● **AIM**
Pull out every line below that contains the word "this".

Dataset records
-.-.-

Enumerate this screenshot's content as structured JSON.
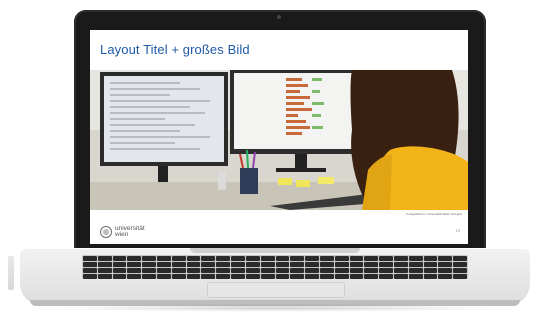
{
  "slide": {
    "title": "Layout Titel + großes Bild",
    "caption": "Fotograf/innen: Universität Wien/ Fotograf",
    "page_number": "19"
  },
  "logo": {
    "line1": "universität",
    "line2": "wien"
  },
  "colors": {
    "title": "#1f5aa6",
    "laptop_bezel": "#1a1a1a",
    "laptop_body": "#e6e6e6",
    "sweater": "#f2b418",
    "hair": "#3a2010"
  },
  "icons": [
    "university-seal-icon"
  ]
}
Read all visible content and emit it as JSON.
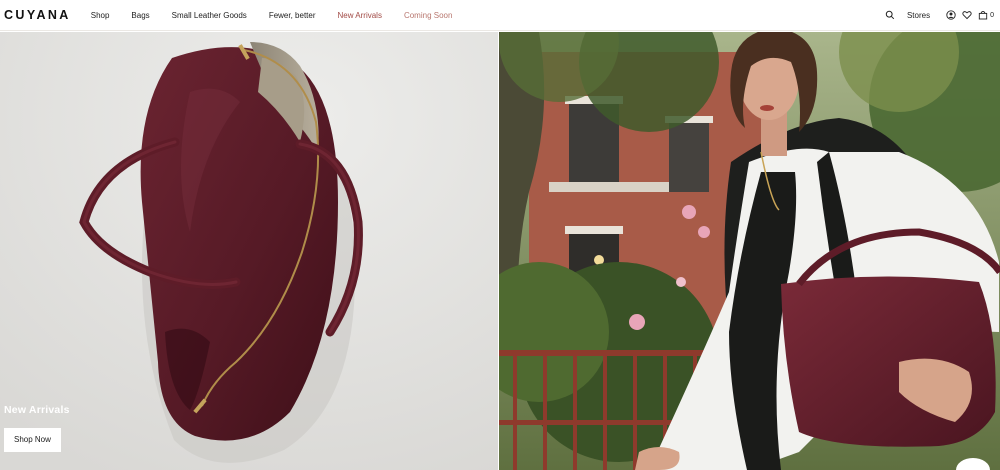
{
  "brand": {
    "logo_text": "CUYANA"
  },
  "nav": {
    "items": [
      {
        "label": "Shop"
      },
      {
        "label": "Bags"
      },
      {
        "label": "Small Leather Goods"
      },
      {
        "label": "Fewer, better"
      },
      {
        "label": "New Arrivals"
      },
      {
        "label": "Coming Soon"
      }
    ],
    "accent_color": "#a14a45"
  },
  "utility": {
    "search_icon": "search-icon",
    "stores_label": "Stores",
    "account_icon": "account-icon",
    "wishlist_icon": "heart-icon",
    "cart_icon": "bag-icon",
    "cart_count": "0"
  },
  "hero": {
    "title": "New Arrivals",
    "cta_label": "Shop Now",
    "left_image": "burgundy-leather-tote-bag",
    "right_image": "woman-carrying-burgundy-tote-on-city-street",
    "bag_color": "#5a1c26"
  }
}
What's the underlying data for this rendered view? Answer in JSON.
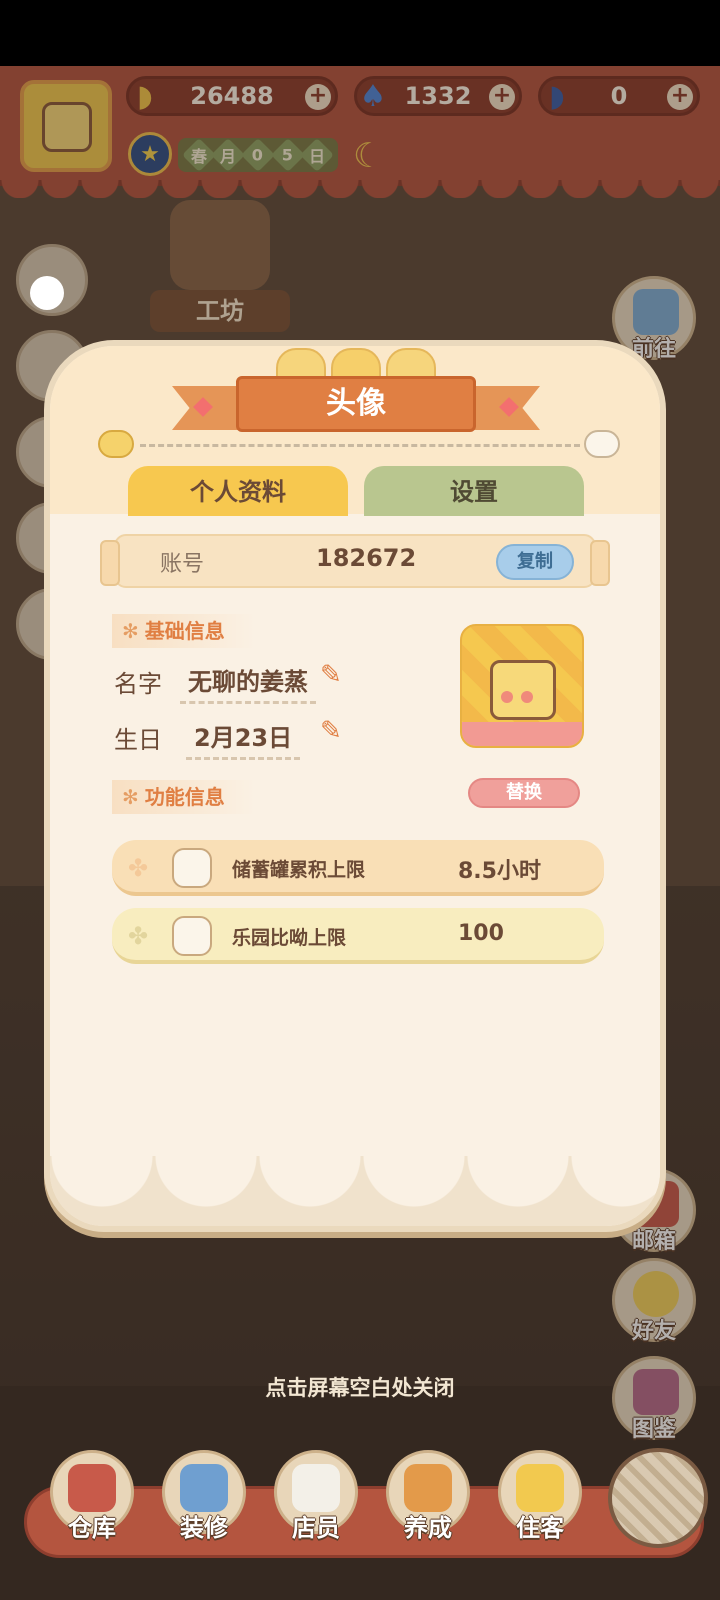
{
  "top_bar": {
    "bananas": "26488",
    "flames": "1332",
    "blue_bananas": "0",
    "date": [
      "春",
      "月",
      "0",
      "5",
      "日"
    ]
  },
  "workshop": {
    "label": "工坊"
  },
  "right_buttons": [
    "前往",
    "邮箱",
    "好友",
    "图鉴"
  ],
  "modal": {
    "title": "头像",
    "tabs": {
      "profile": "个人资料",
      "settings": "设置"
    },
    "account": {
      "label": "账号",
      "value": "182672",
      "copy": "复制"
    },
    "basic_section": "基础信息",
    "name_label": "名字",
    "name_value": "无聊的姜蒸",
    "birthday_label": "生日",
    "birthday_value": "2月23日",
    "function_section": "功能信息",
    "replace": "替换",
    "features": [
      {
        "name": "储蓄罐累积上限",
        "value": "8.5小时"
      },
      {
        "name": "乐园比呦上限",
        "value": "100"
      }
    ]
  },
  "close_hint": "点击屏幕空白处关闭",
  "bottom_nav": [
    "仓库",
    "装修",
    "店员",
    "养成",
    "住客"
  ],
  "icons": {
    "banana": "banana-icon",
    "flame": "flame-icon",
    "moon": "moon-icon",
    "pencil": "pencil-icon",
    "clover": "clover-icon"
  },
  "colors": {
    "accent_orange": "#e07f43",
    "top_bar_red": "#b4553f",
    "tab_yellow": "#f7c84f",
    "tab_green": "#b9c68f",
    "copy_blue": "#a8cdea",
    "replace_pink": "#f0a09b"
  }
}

-.-.-

● **COMPLETE OUTPUT**
Enumerate this screenshot's content as structured JSON.
What's the underlying data for this rendered view? Answer in JSON.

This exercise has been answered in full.